-- Start of DATA --

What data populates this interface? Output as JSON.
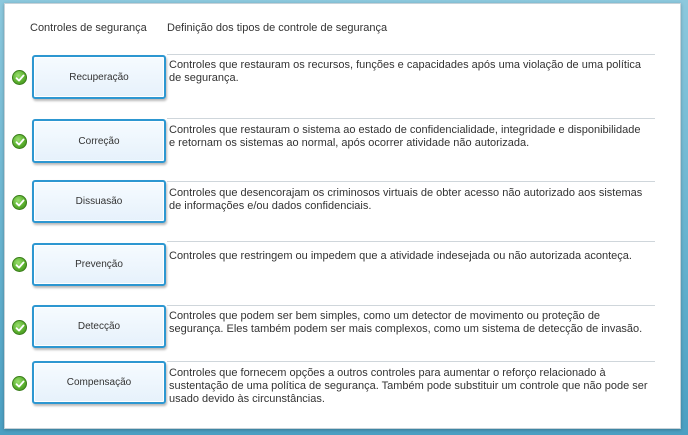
{
  "headers": {
    "left": "Controles de segurança",
    "right": "Definição dos tipos de controle de segurança"
  },
  "rows": [
    {
      "label": "Recuperação",
      "description": "Controles que restauram os recursos, funções e capacidades após uma violação de uma política de segurança."
    },
    {
      "label": "Correção",
      "description": "Controles que restauram o sistema ao estado de confidencialidade, integridade e disponibilidade e retornam os sistemas ao normal, após ocorrer atividade não autorizada."
    },
    {
      "label": "Dissuasão",
      "description": "Controles que desencorajam os criminosos virtuais de obter acesso não autorizado aos sistemas de informações e/ou dados confidenciais."
    },
    {
      "label": "Prevenção",
      "description": "Controles que restringem ou impedem que a atividade indesejada ou não autorizada aconteça."
    },
    {
      "label": "Detecção",
      "description": "Controles que podem ser bem simples, como um detector de movimento ou proteção de segurança. Eles também podem ser mais complexos, como um sistema de detecção de invasão."
    },
    {
      "label": "Compensação",
      "description": "Controles que fornecem opções a outros controles para aumentar o reforço relacionado à sustentação de uma política de segurança. Também pode substituir um controle que não pode ser usado devido às circunstâncias."
    }
  ],
  "colors": {
    "tile_border": "#2d97d1",
    "check_green": "#5bb02e",
    "background": "#6fb7d2"
  },
  "icons": {
    "status": "check-circle-icon"
  }
}
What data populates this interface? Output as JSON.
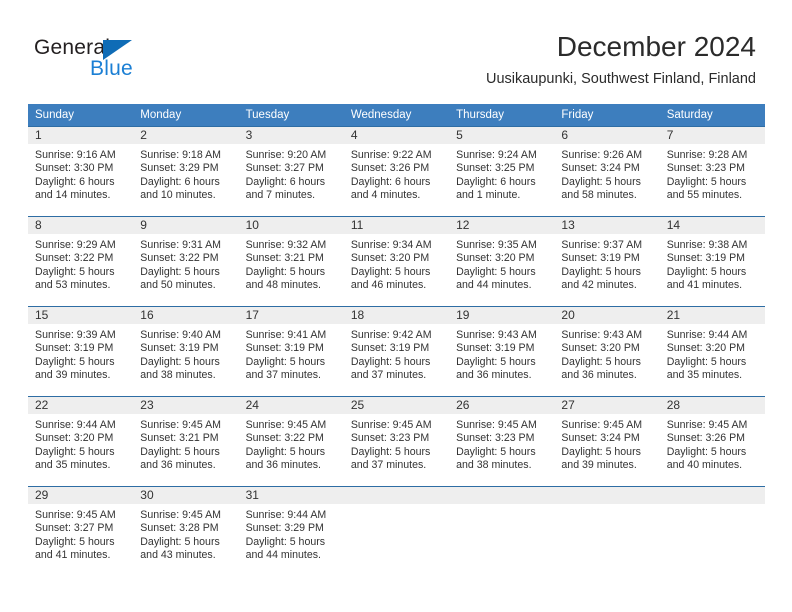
{
  "brand": {
    "name_part1": "General",
    "name_part2": "Blue",
    "triangle_color": "#0f6cb6",
    "blue_text_color": "#1b7fd4"
  },
  "header": {
    "title": "December 2024",
    "location": "Uusikaupunki, Southwest Finland, Finland"
  },
  "theme": {
    "header_blue": "#3d7ebe",
    "row_divider_blue": "#2e6da4",
    "daynum_band_gray": "#eeeeee",
    "text_color": "#333333"
  },
  "calendar": {
    "weekday_headers": [
      "Sunday",
      "Monday",
      "Tuesday",
      "Wednesday",
      "Thursday",
      "Friday",
      "Saturday"
    ],
    "weeks": [
      [
        {
          "day": "1",
          "sunrise": "Sunrise: 9:16 AM",
          "sunset": "Sunset: 3:30 PM",
          "daylight_line1": "Daylight: 6 hours",
          "daylight_line2": "and 14 minutes."
        },
        {
          "day": "2",
          "sunrise": "Sunrise: 9:18 AM",
          "sunset": "Sunset: 3:29 PM",
          "daylight_line1": "Daylight: 6 hours",
          "daylight_line2": "and 10 minutes."
        },
        {
          "day": "3",
          "sunrise": "Sunrise: 9:20 AM",
          "sunset": "Sunset: 3:27 PM",
          "daylight_line1": "Daylight: 6 hours",
          "daylight_line2": "and 7 minutes."
        },
        {
          "day": "4",
          "sunrise": "Sunrise: 9:22 AM",
          "sunset": "Sunset: 3:26 PM",
          "daylight_line1": "Daylight: 6 hours",
          "daylight_line2": "and 4 minutes."
        },
        {
          "day": "5",
          "sunrise": "Sunrise: 9:24 AM",
          "sunset": "Sunset: 3:25 PM",
          "daylight_line1": "Daylight: 6 hours",
          "daylight_line2": "and 1 minute."
        },
        {
          "day": "6",
          "sunrise": "Sunrise: 9:26 AM",
          "sunset": "Sunset: 3:24 PM",
          "daylight_line1": "Daylight: 5 hours",
          "daylight_line2": "and 58 minutes."
        },
        {
          "day": "7",
          "sunrise": "Sunrise: 9:28 AM",
          "sunset": "Sunset: 3:23 PM",
          "daylight_line1": "Daylight: 5 hours",
          "daylight_line2": "and 55 minutes."
        }
      ],
      [
        {
          "day": "8",
          "sunrise": "Sunrise: 9:29 AM",
          "sunset": "Sunset: 3:22 PM",
          "daylight_line1": "Daylight: 5 hours",
          "daylight_line2": "and 53 minutes."
        },
        {
          "day": "9",
          "sunrise": "Sunrise: 9:31 AM",
          "sunset": "Sunset: 3:22 PM",
          "daylight_line1": "Daylight: 5 hours",
          "daylight_line2": "and 50 minutes."
        },
        {
          "day": "10",
          "sunrise": "Sunrise: 9:32 AM",
          "sunset": "Sunset: 3:21 PM",
          "daylight_line1": "Daylight: 5 hours",
          "daylight_line2": "and 48 minutes."
        },
        {
          "day": "11",
          "sunrise": "Sunrise: 9:34 AM",
          "sunset": "Sunset: 3:20 PM",
          "daylight_line1": "Daylight: 5 hours",
          "daylight_line2": "and 46 minutes."
        },
        {
          "day": "12",
          "sunrise": "Sunrise: 9:35 AM",
          "sunset": "Sunset: 3:20 PM",
          "daylight_line1": "Daylight: 5 hours",
          "daylight_line2": "and 44 minutes."
        },
        {
          "day": "13",
          "sunrise": "Sunrise: 9:37 AM",
          "sunset": "Sunset: 3:19 PM",
          "daylight_line1": "Daylight: 5 hours",
          "daylight_line2": "and 42 minutes."
        },
        {
          "day": "14",
          "sunrise": "Sunrise: 9:38 AM",
          "sunset": "Sunset: 3:19 PM",
          "daylight_line1": "Daylight: 5 hours",
          "daylight_line2": "and 41 minutes."
        }
      ],
      [
        {
          "day": "15",
          "sunrise": "Sunrise: 9:39 AM",
          "sunset": "Sunset: 3:19 PM",
          "daylight_line1": "Daylight: 5 hours",
          "daylight_line2": "and 39 minutes."
        },
        {
          "day": "16",
          "sunrise": "Sunrise: 9:40 AM",
          "sunset": "Sunset: 3:19 PM",
          "daylight_line1": "Daylight: 5 hours",
          "daylight_line2": "and 38 minutes."
        },
        {
          "day": "17",
          "sunrise": "Sunrise: 9:41 AM",
          "sunset": "Sunset: 3:19 PM",
          "daylight_line1": "Daylight: 5 hours",
          "daylight_line2": "and 37 minutes."
        },
        {
          "day": "18",
          "sunrise": "Sunrise: 9:42 AM",
          "sunset": "Sunset: 3:19 PM",
          "daylight_line1": "Daylight: 5 hours",
          "daylight_line2": "and 37 minutes."
        },
        {
          "day": "19",
          "sunrise": "Sunrise: 9:43 AM",
          "sunset": "Sunset: 3:19 PM",
          "daylight_line1": "Daylight: 5 hours",
          "daylight_line2": "and 36 minutes."
        },
        {
          "day": "20",
          "sunrise": "Sunrise: 9:43 AM",
          "sunset": "Sunset: 3:20 PM",
          "daylight_line1": "Daylight: 5 hours",
          "daylight_line2": "and 36 minutes."
        },
        {
          "day": "21",
          "sunrise": "Sunrise: 9:44 AM",
          "sunset": "Sunset: 3:20 PM",
          "daylight_line1": "Daylight: 5 hours",
          "daylight_line2": "and 35 minutes."
        }
      ],
      [
        {
          "day": "22",
          "sunrise": "Sunrise: 9:44 AM",
          "sunset": "Sunset: 3:20 PM",
          "daylight_line1": "Daylight: 5 hours",
          "daylight_line2": "and 35 minutes."
        },
        {
          "day": "23",
          "sunrise": "Sunrise: 9:45 AM",
          "sunset": "Sunset: 3:21 PM",
          "daylight_line1": "Daylight: 5 hours",
          "daylight_line2": "and 36 minutes."
        },
        {
          "day": "24",
          "sunrise": "Sunrise: 9:45 AM",
          "sunset": "Sunset: 3:22 PM",
          "daylight_line1": "Daylight: 5 hours",
          "daylight_line2": "and 36 minutes."
        },
        {
          "day": "25",
          "sunrise": "Sunrise: 9:45 AM",
          "sunset": "Sunset: 3:23 PM",
          "daylight_line1": "Daylight: 5 hours",
          "daylight_line2": "and 37 minutes."
        },
        {
          "day": "26",
          "sunrise": "Sunrise: 9:45 AM",
          "sunset": "Sunset: 3:23 PM",
          "daylight_line1": "Daylight: 5 hours",
          "daylight_line2": "and 38 minutes."
        },
        {
          "day": "27",
          "sunrise": "Sunrise: 9:45 AM",
          "sunset": "Sunset: 3:24 PM",
          "daylight_line1": "Daylight: 5 hours",
          "daylight_line2": "and 39 minutes."
        },
        {
          "day": "28",
          "sunrise": "Sunrise: 9:45 AM",
          "sunset": "Sunset: 3:26 PM",
          "daylight_line1": "Daylight: 5 hours",
          "daylight_line2": "and 40 minutes."
        }
      ],
      [
        {
          "day": "29",
          "sunrise": "Sunrise: 9:45 AM",
          "sunset": "Sunset: 3:27 PM",
          "daylight_line1": "Daylight: 5 hours",
          "daylight_line2": "and 41 minutes."
        },
        {
          "day": "30",
          "sunrise": "Sunrise: 9:45 AM",
          "sunset": "Sunset: 3:28 PM",
          "daylight_line1": "Daylight: 5 hours",
          "daylight_line2": "and 43 minutes."
        },
        {
          "day": "31",
          "sunrise": "Sunrise: 9:44 AM",
          "sunset": "Sunset: 3:29 PM",
          "daylight_line1": "Daylight: 5 hours",
          "daylight_line2": "and 44 minutes."
        },
        {
          "day": "",
          "sunrise": "",
          "sunset": "",
          "daylight_line1": "",
          "daylight_line2": ""
        },
        {
          "day": "",
          "sunrise": "",
          "sunset": "",
          "daylight_line1": "",
          "daylight_line2": ""
        },
        {
          "day": "",
          "sunrise": "",
          "sunset": "",
          "daylight_line1": "",
          "daylight_line2": ""
        },
        {
          "day": "",
          "sunrise": "",
          "sunset": "",
          "daylight_line1": "",
          "daylight_line2": ""
        }
      ]
    ]
  }
}
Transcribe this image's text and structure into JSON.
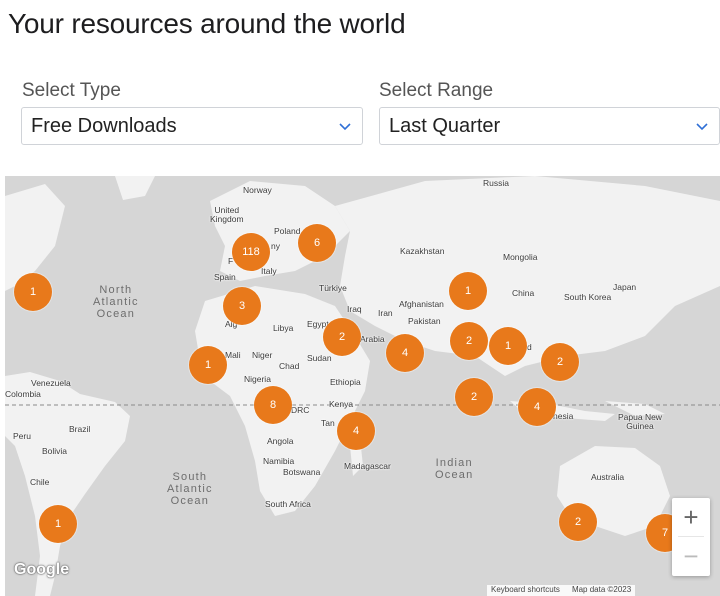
{
  "page_title": "Your resources around the world",
  "filters": {
    "type_label": "Select Type",
    "type_value": "Free Downloads",
    "range_label": "Select Range",
    "range_value": "Last Quarter"
  },
  "map": {
    "labels": {
      "norway": "Norway",
      "uk": "United\nKingdom",
      "poland": "Poland",
      "germany": "ny",
      "france": "F",
      "spain": "Spain",
      "italy": "Italy",
      "russia": "Russia",
      "kazakhstan": "Kazakhstan",
      "mongolia": "Mongolia",
      "china": "China",
      "south_korea": "South Korea",
      "japan": "Japan",
      "turkiye": "Türkiye",
      "iraq": "Iraq",
      "iran": "Iran",
      "afghanistan": "Afghanistan",
      "pakistan": "Pakistan",
      "arabia": "Arabia",
      "egypt": "Egypt",
      "libya": "Libya",
      "algeria": "Alg",
      "mali": "Mali",
      "niger": "Niger",
      "chad": "Chad",
      "sudan": "Sudan",
      "nigeria": "Nigeria",
      "ethiopia": "Ethiopia",
      "kenya": "Kenya",
      "drc": "DRC",
      "tanzania": "Tan",
      "angola": "Angola",
      "namibia": "Namibia",
      "botswana": "Botswana",
      "madagascar": "Madagascar",
      "south_africa": "South Africa",
      "venezuela": "Venezuela",
      "colombia": "Colombia",
      "peru": "Peru",
      "brazil": "Brazil",
      "bolivia": "Bolivia",
      "chile": "Chile",
      "indonesia": "nesia",
      "papua": "Papua New\nGuinea",
      "australia": "Australia",
      "india_d": "d"
    },
    "oceans": {
      "north_atlantic": "North\nAtlantic\nOcean",
      "south_atlantic": "South\nAtlantic\nOcean",
      "indian": "Indian\nOcean"
    },
    "clusters": [
      {
        "id": "north-america",
        "count": "1"
      },
      {
        "id": "western-europe",
        "count": "118"
      },
      {
        "id": "eastern-europe",
        "count": "6"
      },
      {
        "id": "north-africa",
        "count": "3"
      },
      {
        "id": "west-africa",
        "count": "1"
      },
      {
        "id": "middle-east",
        "count": "2"
      },
      {
        "id": "arabian-sea",
        "count": "4"
      },
      {
        "id": "central-asia",
        "count": "1"
      },
      {
        "id": "india",
        "count": "2"
      },
      {
        "id": "southeast-asia",
        "count": "1"
      },
      {
        "id": "philippines",
        "count": "2"
      },
      {
        "id": "indian-ocean",
        "count": "2"
      },
      {
        "id": "indonesia",
        "count": "4"
      },
      {
        "id": "central-africa",
        "count": "8"
      },
      {
        "id": "east-africa",
        "count": "4"
      },
      {
        "id": "south-america",
        "count": "1"
      },
      {
        "id": "australia-south",
        "count": "2"
      },
      {
        "id": "new-zealand",
        "count": "7"
      }
    ],
    "zoom_in": "+",
    "zoom_out": "−",
    "google_logo": "Google",
    "attribution": {
      "shortcuts": "Keyboard shortcuts",
      "map_data": "Map data ©2023"
    }
  },
  "colors": {
    "cluster": "#e8791b",
    "land": "#f4f4f4",
    "water": "#d7d7d7"
  }
}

-- End of DATA --

GOAL
Tally the lines that hold the string "segurança" and state the total, nothing more.

RESULT FOR THIS TASK
5